STORED DATA:
▬▬▬▬▬▬

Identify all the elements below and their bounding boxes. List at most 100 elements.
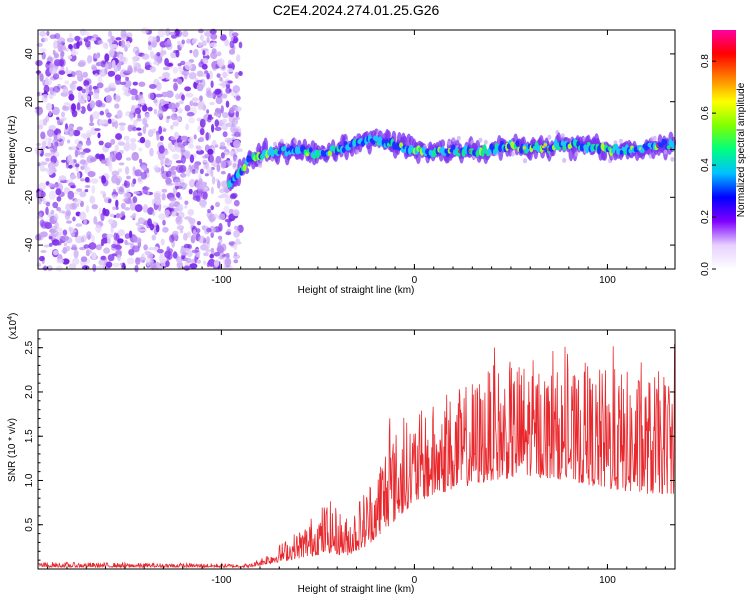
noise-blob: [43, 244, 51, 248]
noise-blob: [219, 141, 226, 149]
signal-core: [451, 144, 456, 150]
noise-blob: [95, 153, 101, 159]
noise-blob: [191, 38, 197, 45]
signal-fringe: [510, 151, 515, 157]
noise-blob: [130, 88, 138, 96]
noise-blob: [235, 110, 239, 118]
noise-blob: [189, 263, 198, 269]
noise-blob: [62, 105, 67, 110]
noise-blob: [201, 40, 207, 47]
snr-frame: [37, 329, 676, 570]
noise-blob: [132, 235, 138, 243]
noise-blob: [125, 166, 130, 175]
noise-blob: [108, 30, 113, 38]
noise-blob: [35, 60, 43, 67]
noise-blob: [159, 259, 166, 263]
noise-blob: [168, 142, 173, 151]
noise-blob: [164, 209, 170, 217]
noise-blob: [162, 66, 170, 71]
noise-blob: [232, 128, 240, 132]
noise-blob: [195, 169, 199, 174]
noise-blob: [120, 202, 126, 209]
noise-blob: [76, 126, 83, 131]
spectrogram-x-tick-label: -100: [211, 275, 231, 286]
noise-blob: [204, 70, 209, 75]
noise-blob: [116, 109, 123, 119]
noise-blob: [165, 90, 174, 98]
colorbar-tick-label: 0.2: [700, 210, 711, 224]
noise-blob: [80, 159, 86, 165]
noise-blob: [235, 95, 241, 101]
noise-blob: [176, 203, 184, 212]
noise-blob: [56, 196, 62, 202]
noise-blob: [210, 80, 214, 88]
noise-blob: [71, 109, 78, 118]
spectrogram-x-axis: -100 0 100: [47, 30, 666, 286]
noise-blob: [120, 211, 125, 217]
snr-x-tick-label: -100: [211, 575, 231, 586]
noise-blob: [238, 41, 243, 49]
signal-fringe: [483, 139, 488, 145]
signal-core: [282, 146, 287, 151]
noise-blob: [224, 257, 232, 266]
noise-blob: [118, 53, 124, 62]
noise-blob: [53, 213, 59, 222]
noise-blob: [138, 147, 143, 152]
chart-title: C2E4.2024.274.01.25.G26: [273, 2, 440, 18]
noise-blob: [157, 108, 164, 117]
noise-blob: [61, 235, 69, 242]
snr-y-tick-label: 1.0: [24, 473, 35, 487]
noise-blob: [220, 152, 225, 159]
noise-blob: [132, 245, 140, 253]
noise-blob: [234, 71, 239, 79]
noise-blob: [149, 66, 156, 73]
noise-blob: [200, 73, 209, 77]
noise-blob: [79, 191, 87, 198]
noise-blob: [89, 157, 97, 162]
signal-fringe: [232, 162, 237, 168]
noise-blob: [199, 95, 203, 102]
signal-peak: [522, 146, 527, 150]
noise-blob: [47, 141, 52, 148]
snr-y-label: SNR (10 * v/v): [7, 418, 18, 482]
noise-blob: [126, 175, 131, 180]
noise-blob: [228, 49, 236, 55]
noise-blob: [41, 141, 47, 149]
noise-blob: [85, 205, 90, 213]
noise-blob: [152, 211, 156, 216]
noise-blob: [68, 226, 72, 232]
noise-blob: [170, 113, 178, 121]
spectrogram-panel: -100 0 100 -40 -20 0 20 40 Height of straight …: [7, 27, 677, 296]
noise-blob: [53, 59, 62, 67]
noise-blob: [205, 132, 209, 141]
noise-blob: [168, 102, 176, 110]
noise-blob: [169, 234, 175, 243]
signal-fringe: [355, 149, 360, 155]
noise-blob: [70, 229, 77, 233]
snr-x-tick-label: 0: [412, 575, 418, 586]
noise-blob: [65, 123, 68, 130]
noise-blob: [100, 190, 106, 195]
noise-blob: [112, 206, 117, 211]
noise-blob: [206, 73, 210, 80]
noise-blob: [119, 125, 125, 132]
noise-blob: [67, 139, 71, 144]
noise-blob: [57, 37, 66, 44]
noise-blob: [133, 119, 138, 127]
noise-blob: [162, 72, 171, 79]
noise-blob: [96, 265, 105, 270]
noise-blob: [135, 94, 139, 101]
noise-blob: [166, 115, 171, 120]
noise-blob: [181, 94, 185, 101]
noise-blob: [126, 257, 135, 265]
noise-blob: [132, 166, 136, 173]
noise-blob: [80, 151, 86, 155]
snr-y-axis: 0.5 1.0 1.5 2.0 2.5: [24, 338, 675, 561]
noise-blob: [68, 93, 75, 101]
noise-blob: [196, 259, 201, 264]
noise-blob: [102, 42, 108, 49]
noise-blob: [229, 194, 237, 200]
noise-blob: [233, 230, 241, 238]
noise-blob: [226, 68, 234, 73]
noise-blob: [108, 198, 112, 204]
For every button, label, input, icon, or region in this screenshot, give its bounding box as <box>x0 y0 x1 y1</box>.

▬▬▬▬▬▬

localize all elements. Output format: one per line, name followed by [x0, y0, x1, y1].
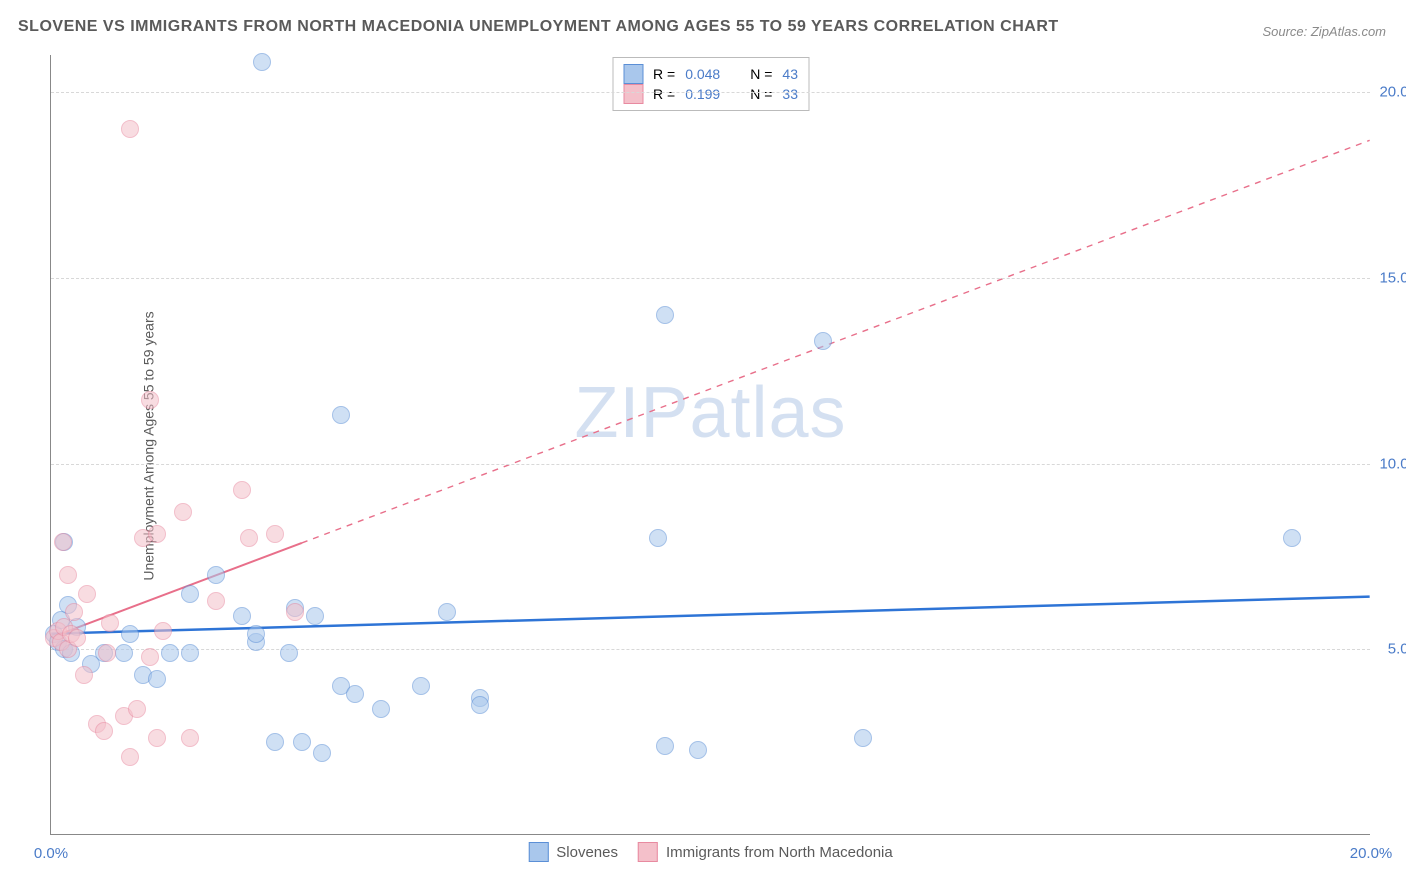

▬▬▬▬▬▬

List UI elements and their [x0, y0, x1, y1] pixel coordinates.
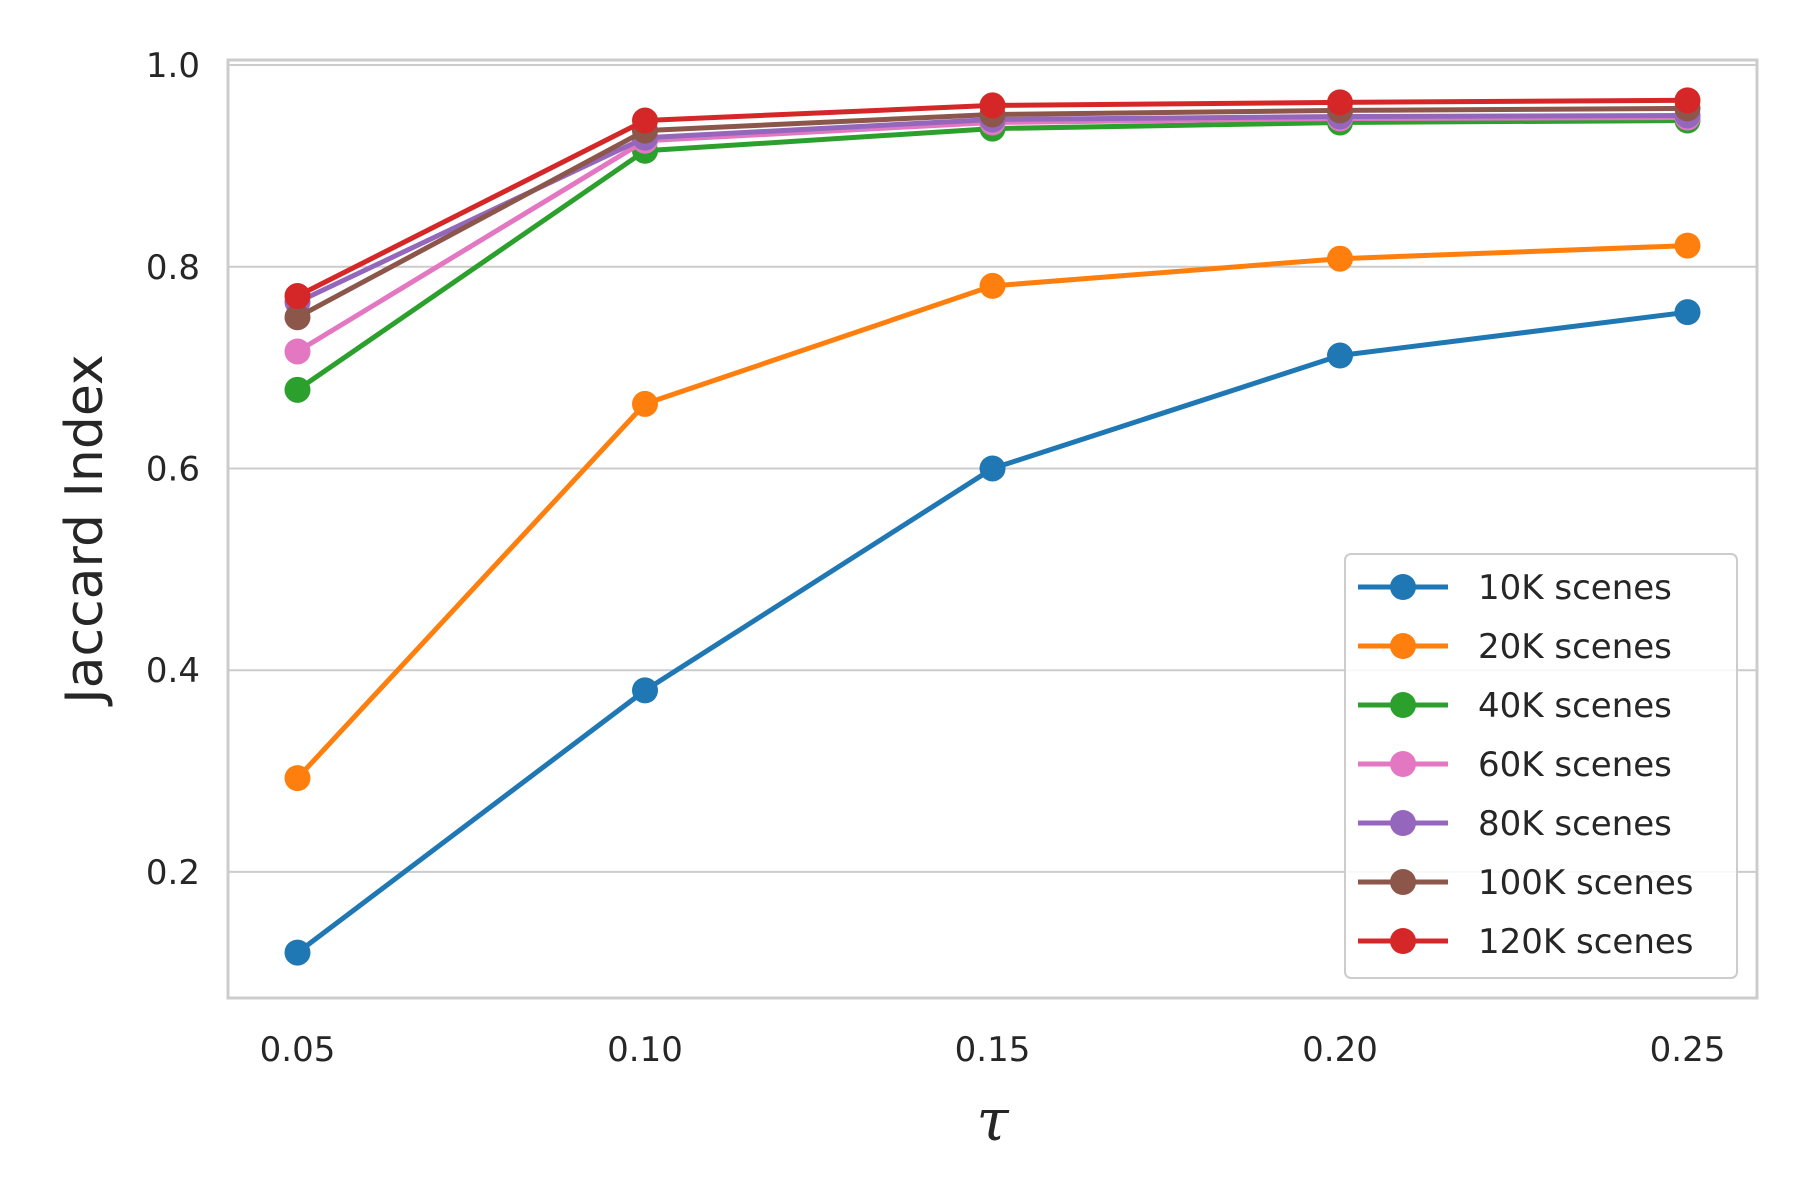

▬▬▬▬▬▬

THE EXERCISE: Could you return the material word for word, from the line with "Identify all the" up to and including the line with "noise-blob: [138, 147, 143, 152]", leaving out the pictures?

SOLUTION:
Identify all the elements below and their bounding boxes. List at most 100 elements.
noise-blob: [43, 244, 51, 248]
noise-blob: [219, 141, 226, 149]
signal-core: [451, 144, 456, 150]
noise-blob: [95, 153, 101, 159]
noise-blob: [191, 38, 197, 45]
signal-fringe: [510, 151, 515, 157]
noise-blob: [130, 88, 138, 96]
noise-blob: [235, 110, 239, 118]
noise-blob: [189, 263, 198, 269]
noise-blob: [62, 105, 67, 110]
noise-blob: [201, 40, 207, 47]
snr-frame: [37, 329, 676, 570]
noise-blob: [132, 235, 138, 243]
noise-blob: [125, 166, 130, 175]
noise-blob: [108, 30, 113, 38]
noise-blob: [35, 60, 43, 67]
noise-blob: [159, 259, 166, 263]
noise-blob: [168, 142, 173, 151]
noise-blob: [164, 209, 170, 217]
noise-blob: [162, 66, 170, 71]
noise-blob: [232, 128, 240, 132]
noise-blob: [195, 169, 199, 174]
noise-blob: [120, 202, 126, 209]
noise-blob: [76, 126, 83, 131]
spectrogram-x-tick-label: -100: [211, 275, 231, 286]
noise-blob: [204, 70, 209, 75]
noise-blob: [116, 109, 123, 119]
noise-blob: [165, 90, 174, 98]
colorbar-tick-label: 0.2: [700, 210, 711, 224]
noise-blob: [80, 159, 86, 165]
noise-blob: [235, 95, 241, 101]
noise-blob: [176, 203, 184, 212]
noise-blob: [56, 196, 62, 202]
noise-blob: [210, 80, 214, 88]
noise-blob: [71, 109, 78, 118]
spectrogram-x-axis: -100 0 100: [47, 30, 666, 286]
noise-blob: [120, 211, 125, 217]
snr-x-tick-label: -100: [211, 575, 231, 586]
noise-blob: [238, 41, 243, 49]
signal-fringe: [483, 139, 488, 145]
signal-core: [282, 146, 287, 151]
noise-blob: [224, 257, 232, 266]
noise-blob: [118, 53, 124, 62]
noise-blob: [53, 213, 59, 222]
noise-blob: [138, 147, 143, 152]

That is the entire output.